→ **WHAT IS BEING ASKED**
Reproduce the entries in full, with no changes.

## START SUPPLIED DATA

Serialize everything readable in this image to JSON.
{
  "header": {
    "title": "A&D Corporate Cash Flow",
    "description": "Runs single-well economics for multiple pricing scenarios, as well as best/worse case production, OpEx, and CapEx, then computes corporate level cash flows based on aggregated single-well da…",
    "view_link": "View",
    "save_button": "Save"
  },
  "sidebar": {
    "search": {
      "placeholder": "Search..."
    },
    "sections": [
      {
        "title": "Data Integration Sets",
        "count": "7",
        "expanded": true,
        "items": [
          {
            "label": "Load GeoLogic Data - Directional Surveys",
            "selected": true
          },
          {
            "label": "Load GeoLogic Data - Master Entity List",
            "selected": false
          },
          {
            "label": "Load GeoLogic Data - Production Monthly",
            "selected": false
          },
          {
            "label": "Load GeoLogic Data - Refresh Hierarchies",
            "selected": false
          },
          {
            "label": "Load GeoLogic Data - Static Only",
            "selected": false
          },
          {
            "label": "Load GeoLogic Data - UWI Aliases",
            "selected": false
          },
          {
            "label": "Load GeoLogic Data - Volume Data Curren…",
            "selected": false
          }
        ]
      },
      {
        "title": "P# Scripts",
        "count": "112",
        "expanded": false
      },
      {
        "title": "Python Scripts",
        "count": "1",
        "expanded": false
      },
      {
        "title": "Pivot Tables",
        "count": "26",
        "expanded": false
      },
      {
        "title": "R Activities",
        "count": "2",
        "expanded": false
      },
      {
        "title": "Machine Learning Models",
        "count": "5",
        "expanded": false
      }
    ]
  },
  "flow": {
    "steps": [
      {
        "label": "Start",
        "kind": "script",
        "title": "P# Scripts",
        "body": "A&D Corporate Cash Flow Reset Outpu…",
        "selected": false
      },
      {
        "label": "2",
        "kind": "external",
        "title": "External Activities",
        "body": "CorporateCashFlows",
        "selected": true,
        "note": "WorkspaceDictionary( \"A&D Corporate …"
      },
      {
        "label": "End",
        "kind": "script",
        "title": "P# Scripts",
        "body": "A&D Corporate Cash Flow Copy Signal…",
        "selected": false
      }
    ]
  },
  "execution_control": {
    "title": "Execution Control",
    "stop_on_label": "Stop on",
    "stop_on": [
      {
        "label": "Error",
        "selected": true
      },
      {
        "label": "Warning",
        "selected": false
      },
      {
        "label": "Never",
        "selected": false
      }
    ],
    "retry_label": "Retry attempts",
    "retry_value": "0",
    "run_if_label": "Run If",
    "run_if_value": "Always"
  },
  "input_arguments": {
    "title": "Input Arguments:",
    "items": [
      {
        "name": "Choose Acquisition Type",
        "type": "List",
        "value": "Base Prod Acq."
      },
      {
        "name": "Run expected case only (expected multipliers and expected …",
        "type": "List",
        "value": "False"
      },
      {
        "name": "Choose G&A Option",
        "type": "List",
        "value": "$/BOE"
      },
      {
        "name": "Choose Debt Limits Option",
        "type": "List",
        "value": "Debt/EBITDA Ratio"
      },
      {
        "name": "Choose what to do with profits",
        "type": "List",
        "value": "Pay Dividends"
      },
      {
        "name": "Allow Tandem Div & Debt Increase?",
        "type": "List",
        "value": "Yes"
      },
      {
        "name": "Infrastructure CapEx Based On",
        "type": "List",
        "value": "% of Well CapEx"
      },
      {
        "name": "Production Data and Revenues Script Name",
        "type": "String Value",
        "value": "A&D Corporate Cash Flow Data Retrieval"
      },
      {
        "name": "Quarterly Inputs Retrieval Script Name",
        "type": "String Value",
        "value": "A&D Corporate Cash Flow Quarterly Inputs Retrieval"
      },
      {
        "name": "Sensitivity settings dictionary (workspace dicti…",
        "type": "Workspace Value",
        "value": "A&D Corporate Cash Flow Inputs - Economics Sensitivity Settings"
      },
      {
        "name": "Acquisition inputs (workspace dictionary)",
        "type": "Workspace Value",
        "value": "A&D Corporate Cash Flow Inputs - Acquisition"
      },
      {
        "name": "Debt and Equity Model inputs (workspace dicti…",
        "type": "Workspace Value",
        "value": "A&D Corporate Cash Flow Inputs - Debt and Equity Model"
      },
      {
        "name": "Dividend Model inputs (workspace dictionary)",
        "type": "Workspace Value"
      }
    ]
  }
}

## END SUPPLIED DATA

→ **WRITTEN RESPONSE**
Serialize everything readable in this image to JSON.
{
  "header": {
    "title": "A&D Corporate Cash Flow",
    "description": "Runs single-well economics for multiple pricing scenarios, as well as best/worse case production, OpEx, and CapEx, then computes corporate level cash flows based on aggregated single-well da…",
    "view_link": "View",
    "save_button": "Save"
  },
  "sidebar": {
    "search": {
      "placeholder": "Search..."
    },
    "sections": [
      {
        "title": "Data Integration Sets",
        "count": "7",
        "expanded": true,
        "items": [
          {
            "label": "Load GeoLogic Data - Directional Surveys",
            "selected": true
          },
          {
            "label": "Load GeoLogic Data - Master Entity List",
            "selected": false
          },
          {
            "label": "Load GeoLogic Data - Production Monthly",
            "selected": false
          },
          {
            "label": "Load GeoLogic Data - Refresh Hierarchies",
            "selected": false
          },
          {
            "label": "Load GeoLogic Data - Static Only",
            "selected": false
          },
          {
            "label": "Load GeoLogic Data - UWI Aliases",
            "selected": false
          },
          {
            "label": "Load GeoLogic Data - Volume Data Curren…",
            "selected": false
          }
        ]
      },
      {
        "title": "P# Scripts",
        "count": "112",
        "expanded": false
      },
      {
        "title": "Python Scripts",
        "count": "1",
        "expanded": false
      },
      {
        "title": "Pivot Tables",
        "count": "26",
        "expanded": false
      },
      {
        "title": "R Activities",
        "count": "2",
        "expanded": false
      },
      {
        "title": "Machine Learning Models",
        "count": "5",
        "expanded": false
      }
    ]
  },
  "flow": {
    "steps": [
      {
        "label": "Start",
        "kind": "script",
        "title": "P# Scripts",
        "body": "A&D Corporate Cash Flow Reset Outpu…",
        "selected": false
      },
      {
        "label": "2",
        "kind": "external",
        "title": "External Activities",
        "body": "CorporateCashFlows",
        "selected": true,
        "note": "WorkspaceDictionary( \"A&D Corporate …"
      },
      {
        "label": "End",
        "kind": "script",
        "title": "P# Scripts",
        "body": "A&D Corporate Cash Flow Copy Signal…",
        "selected": false
      }
    ]
  },
  "execution_control": {
    "title": "Execution Control",
    "stop_on_label": "Stop on",
    "stop_on": [
      {
        "label": "Error",
        "selected": true
      },
      {
        "label": "Warning",
        "selected": false
      },
      {
        "label": "Never",
        "selected": false
      }
    ],
    "retry_label": "Retry attempts",
    "retry_value": "0",
    "run_if_label": "Run If",
    "run_if_value": "Always"
  },
  "input_arguments": {
    "title": "Input Arguments:",
    "items": [
      {
        "name": "Choose Acquisition Type",
        "type": "List",
        "value": "Base Prod Acq."
      },
      {
        "name": "Run expected case only (expected multipliers and expected …",
        "type": "List",
        "value": "False"
      },
      {
        "name": "Choose G&A Option",
        "type": "List",
        "value": "$/BOE"
      },
      {
        "name": "Choose Debt Limits Option",
        "type": "List",
        "value": "Debt/EBITDA Ratio"
      },
      {
        "name": "Choose what to do with profits",
        "type": "List",
        "value": "Pay Dividends"
      },
      {
        "name": "Allow Tandem Div & Debt Increase?",
        "type": "List",
        "value": "Yes"
      },
      {
        "name": "Infrastructure CapEx Based On",
        "type": "List",
        "value": "% of Well CapEx"
      },
      {
        "name": "Production Data and Revenues Script Name",
        "type": "String Value",
        "value": "A&D Corporate Cash Flow Data Retrieval"
      },
      {
        "name": "Quarterly Inputs Retrieval Script Name",
        "type": "String Value",
        "value": "A&D Corporate Cash Flow Quarterly Inputs Retrieval"
      },
      {
        "name": "Sensitivity settings dictionary (workspace dicti…",
        "type": "Workspace Value",
        "value": "A&D Corporate Cash Flow Inputs - Economics Sensitivity Settings"
      },
      {
        "name": "Acquisition inputs (workspace dictionary)",
        "type": "Workspace Value",
        "value": "A&D Corporate Cash Flow Inputs - Acquisition"
      },
      {
        "name": "Debt and Equity Model inputs (workspace dicti…",
        "type": "Workspace Value",
        "value": "A&D Corporate Cash Flow Inputs - Debt and Equity Model"
      },
      {
        "name": "Dividend Model inputs (workspace dictionary)",
        "type": "Workspace Value"
      }
    ]
  }
}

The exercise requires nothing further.